EXERCISE GOAL |
Return the full listing exactly as it is written.

MATERIAL FOR THIS TASK |
★ ★ ★ ★ ★ ★ ★
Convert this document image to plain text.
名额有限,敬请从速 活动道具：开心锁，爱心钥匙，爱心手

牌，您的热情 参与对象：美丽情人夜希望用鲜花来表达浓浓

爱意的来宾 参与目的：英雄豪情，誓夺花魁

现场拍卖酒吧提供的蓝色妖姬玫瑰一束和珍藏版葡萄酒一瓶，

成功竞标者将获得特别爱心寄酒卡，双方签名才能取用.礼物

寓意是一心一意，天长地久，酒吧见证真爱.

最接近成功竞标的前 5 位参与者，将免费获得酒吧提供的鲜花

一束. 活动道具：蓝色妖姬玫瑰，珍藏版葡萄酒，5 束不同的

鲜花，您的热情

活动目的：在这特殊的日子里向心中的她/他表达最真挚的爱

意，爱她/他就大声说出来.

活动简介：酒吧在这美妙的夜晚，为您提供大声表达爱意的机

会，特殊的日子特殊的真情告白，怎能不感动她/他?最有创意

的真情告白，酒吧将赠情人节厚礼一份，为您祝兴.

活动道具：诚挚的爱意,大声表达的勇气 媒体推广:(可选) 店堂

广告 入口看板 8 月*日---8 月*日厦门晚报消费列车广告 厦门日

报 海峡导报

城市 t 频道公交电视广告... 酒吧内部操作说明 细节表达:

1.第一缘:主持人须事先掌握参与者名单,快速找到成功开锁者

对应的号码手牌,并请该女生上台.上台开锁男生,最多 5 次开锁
★ ★ ★ ★ ★ ★ ★
EXPECTED OUTPUT |
Convert this document image to plain text.
名额有限,敬请从速 活动道具：开心锁，爱心钥匙，爱心手

牌，您的热情 参与对象：美丽情人夜希望用鲜花来表达浓浓

爱意的来宾 参与目的：英雄豪情，誓夺花魁

现场拍卖酒吧提供的蓝色妖姬玫瑰一束和珍藏版葡萄酒一瓶，

成功竞标者将获得特别爱心寄酒卡，双方签名才能取用.礼物

寓意是一心一意，天长地久，酒吧见证真爱.

最接近成功竞标的前 5 位参与者，将免费获得酒吧提供的鲜花

一束. 活动道具：蓝色妖姬玫瑰，珍藏版葡萄酒，5 束不同的

鲜花，您的热情

活动目的：在这特殊的日子里向心中的她/他表达最真挚的爱

意，爱她/他就大声说出来.

活动简介：酒吧在这美妙的夜晚，为您提供大声表达爱意的机

会，特殊的日子特殊的真情告白，怎能不感动她/他?最有创意

的真情告白，酒吧将赠情人节厚礼一份，为您祝兴.

活动道具：诚挚的爱意,大声表达的勇气 媒体推广:(可选) 店堂

广告 入口看板 8 月*日---8 月*日厦门晚报消费列车广告 厦门日

报 海峡导报

城市 t 频道公交电视广告... 酒吧内部操作说明 细节表达:

1.第一缘:主持人须事先掌握参与者名单,快速找到成功开锁者

对应的号码手牌,并请该女生上台.上台开锁男生,最多 5 次开锁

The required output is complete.